_WHAT IS BEING ASKED_
Copy each line of the material below that includes the string "青年空间".

_DATA SHOWN_
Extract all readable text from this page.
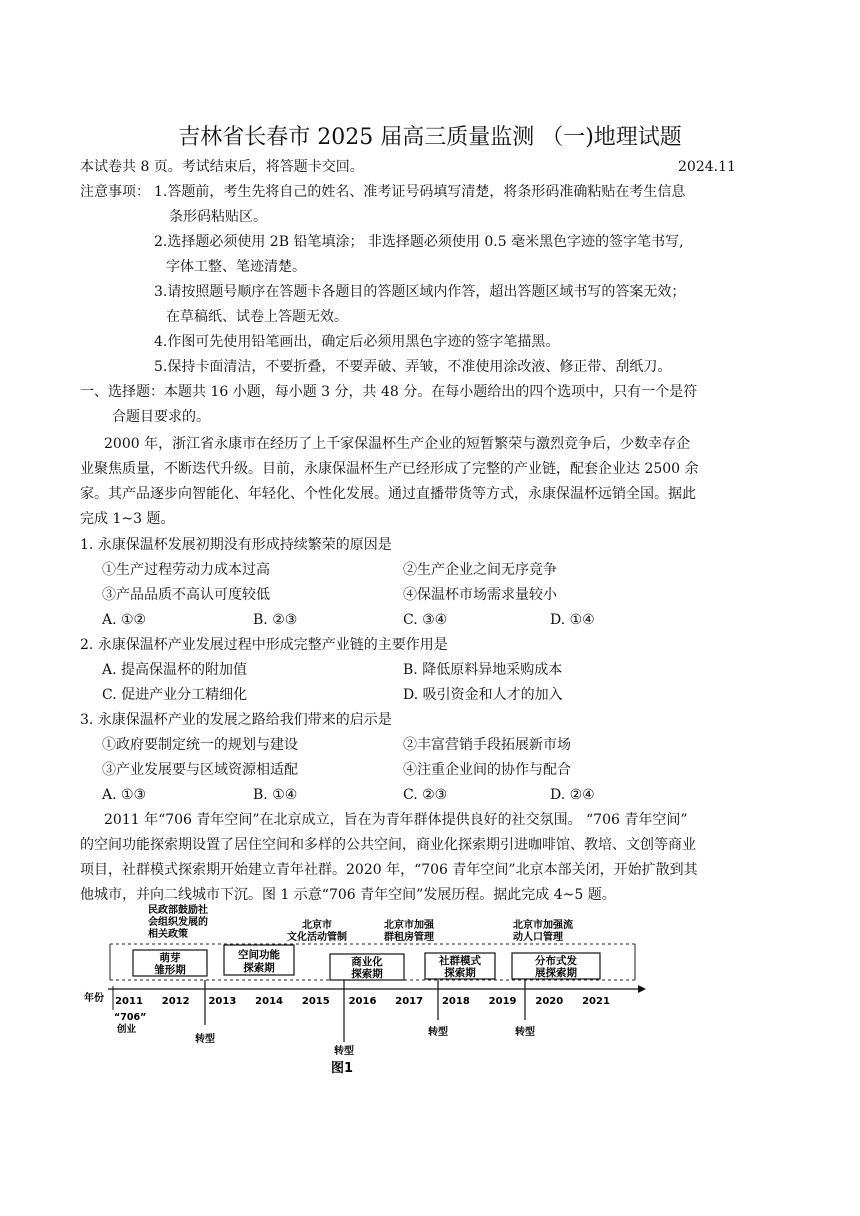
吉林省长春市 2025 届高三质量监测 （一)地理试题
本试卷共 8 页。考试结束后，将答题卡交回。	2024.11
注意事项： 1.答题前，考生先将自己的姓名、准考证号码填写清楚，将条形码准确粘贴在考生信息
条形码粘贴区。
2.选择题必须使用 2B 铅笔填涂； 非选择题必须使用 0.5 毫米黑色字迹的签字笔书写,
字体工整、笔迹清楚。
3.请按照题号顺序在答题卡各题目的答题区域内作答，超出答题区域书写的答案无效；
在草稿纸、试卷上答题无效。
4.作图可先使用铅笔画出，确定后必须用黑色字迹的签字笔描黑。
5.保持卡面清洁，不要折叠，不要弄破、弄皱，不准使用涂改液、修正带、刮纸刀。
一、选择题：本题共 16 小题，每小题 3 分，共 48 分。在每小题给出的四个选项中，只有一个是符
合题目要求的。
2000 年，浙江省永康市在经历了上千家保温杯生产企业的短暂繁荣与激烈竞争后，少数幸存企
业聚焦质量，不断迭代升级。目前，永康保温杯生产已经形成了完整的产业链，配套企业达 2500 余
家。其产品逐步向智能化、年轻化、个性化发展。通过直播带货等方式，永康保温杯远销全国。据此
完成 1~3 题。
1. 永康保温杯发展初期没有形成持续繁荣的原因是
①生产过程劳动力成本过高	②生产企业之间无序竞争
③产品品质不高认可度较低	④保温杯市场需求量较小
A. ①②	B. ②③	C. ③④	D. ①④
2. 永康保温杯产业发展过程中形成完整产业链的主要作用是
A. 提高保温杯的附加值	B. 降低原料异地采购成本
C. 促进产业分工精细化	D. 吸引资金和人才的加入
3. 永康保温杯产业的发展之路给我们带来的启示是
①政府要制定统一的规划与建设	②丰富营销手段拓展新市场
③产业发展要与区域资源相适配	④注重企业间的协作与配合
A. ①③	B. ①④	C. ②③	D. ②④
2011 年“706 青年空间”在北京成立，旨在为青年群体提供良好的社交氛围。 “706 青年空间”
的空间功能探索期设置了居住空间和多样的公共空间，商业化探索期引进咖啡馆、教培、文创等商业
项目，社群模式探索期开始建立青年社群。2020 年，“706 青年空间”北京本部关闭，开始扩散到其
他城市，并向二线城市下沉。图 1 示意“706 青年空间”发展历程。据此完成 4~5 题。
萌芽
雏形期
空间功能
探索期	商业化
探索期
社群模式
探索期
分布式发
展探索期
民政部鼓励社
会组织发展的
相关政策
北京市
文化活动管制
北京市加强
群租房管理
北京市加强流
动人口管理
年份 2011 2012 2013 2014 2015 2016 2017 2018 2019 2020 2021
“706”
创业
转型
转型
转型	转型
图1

_RESULT OF THE TASK_
2011 年“706 青年空间”在北京成立，旨在为青年群体提供良好的社交氛围。 “706 青年空间”
项目，社群模式探索期开始建立青年社群。2020 年，“706 青年空间”北京本部关闭，开始扩散到其
他城市，并向二线城市下沉。图 1 示意“706 青年空间”发展历程。据此完成 4~5 题。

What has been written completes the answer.